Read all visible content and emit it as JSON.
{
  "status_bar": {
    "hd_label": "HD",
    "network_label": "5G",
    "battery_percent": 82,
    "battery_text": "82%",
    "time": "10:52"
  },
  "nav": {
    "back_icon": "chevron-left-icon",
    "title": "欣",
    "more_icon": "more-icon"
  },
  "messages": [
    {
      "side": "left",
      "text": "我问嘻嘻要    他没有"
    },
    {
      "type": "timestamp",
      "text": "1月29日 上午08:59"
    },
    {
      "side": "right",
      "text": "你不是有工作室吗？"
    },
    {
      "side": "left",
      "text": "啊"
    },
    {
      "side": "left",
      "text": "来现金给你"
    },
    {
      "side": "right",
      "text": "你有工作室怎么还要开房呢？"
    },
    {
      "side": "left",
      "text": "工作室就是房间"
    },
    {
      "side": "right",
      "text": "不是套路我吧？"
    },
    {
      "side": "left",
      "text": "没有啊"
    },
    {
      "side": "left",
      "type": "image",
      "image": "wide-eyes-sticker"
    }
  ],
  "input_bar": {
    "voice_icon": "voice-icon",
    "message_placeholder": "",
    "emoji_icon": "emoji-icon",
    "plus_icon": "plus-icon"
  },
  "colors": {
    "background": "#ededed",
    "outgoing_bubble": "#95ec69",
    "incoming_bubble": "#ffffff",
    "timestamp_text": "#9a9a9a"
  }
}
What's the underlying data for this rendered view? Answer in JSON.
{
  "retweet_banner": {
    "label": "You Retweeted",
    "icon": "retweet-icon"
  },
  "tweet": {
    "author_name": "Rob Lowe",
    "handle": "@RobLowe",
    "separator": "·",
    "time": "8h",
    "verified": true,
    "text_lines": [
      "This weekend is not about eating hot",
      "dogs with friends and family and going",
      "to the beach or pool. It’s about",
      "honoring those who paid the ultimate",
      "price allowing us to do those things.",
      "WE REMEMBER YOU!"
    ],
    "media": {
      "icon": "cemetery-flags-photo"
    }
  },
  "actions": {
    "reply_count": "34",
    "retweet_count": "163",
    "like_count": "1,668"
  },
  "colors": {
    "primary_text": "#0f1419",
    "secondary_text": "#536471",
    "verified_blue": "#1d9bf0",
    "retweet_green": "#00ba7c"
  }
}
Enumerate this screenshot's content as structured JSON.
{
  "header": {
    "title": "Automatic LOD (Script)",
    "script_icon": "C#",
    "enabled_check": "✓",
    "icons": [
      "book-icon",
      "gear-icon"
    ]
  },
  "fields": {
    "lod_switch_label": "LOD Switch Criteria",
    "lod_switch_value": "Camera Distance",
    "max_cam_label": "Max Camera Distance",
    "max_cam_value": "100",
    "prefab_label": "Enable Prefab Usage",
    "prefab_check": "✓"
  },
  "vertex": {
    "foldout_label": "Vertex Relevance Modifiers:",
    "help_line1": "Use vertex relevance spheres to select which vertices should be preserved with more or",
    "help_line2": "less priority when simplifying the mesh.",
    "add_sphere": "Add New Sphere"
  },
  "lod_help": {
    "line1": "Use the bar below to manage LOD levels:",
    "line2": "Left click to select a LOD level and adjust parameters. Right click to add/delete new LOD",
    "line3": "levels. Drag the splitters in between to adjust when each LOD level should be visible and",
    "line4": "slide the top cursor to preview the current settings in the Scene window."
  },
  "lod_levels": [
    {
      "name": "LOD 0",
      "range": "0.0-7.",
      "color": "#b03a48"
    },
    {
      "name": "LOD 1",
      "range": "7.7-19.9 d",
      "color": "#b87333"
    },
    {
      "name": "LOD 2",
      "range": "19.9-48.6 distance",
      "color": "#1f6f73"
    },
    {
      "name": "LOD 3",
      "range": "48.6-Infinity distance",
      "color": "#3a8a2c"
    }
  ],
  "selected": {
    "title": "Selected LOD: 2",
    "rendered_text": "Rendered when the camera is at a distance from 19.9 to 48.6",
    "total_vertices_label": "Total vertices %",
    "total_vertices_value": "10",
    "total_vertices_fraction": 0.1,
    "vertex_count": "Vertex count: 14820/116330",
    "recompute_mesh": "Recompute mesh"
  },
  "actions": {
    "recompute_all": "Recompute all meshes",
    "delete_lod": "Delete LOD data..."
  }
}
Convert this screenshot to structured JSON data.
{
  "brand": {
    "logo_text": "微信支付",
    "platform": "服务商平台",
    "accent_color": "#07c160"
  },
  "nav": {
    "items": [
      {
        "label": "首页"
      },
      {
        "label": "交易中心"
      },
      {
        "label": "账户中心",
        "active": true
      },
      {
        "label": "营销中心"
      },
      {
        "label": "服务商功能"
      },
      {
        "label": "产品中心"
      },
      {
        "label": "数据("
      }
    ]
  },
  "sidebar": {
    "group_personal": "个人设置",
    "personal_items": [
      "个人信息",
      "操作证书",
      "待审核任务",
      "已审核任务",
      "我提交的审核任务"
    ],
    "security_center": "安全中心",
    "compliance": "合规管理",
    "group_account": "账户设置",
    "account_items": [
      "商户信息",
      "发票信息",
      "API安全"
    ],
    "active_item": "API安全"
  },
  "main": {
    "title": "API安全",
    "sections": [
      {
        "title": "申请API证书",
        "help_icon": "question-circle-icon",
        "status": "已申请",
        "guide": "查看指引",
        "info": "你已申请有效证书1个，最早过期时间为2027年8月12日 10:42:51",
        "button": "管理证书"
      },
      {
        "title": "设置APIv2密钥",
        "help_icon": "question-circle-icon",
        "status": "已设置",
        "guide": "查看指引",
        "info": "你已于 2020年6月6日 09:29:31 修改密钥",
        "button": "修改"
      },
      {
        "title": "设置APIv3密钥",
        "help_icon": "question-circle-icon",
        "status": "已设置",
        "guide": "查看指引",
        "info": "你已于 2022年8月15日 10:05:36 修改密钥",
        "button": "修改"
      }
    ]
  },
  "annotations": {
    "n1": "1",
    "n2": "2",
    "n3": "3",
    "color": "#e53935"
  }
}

▶ TASK REQUIREMENTS:
Repeat only the lines from the one holding "Convert this screenshot" through the last line of the data.

▶ WRITTEN RESPONSE:
Convert this screenshot to structured JSON data.
{
  "brand": {
    "logo_text": "微信支付",
    "platform": "服务商平台",
    "accent_color": "#07c160"
  },
  "nav": {
    "items": [
      {
        "label": "首页"
      },
      {
        "label": "交易中心"
      },
      {
        "label": "账户中心",
        "active": true
      },
      {
        "label": "营销中心"
      },
      {
        "label": "服务商功能"
      },
      {
        "label": "产品中心"
      },
      {
        "label": "数据("
      }
    ]
  },
  "sidebar": {
    "group_personal": "个人设置",
    "personal_items": [
      "个人信息",
      "操作证书",
      "待审核任务",
      "已审核任务",
      "我提交的审核任务"
    ],
    "security_center": "安全中心",
    "compliance": "合规管理",
    "group_account": "账户设置",
    "account_items": [
      "商户信息",
      "发票信息",
      "API安全"
    ],
    "active_item": "API安全"
  },
  "main": {
    "title": "API安全",
    "sections": [
      {
        "title": "申请API证书",
        "help_icon": "question-circle-icon",
        "status": "已申请",
        "guide": "查看指引",
        "info": "你已申请有效证书1个，最早过期时间为2027年8月12日 10:42:51",
        "button": "管理证书"
      },
      {
        "title": "设置APIv2密钥",
        "help_icon": "question-circle-icon",
        "status": "已设置",
        "guide": "查看指引",
        "info": "你已于 2020年6月6日 09:29:31 修改密钥",
        "button": "修改"
      },
      {
        "title": "设置APIv3密钥",
        "help_icon": "question-circle-icon",
        "status": "已设置",
        "guide": "查看指引",
        "info": "你已于 2022年8月15日 10:05:36 修改密钥",
        "button": "修改"
      }
    ]
  },
  "annotations": {
    "n1": "1",
    "n2": "2",
    "n3": "3",
    "color": "#e53935"
  }
}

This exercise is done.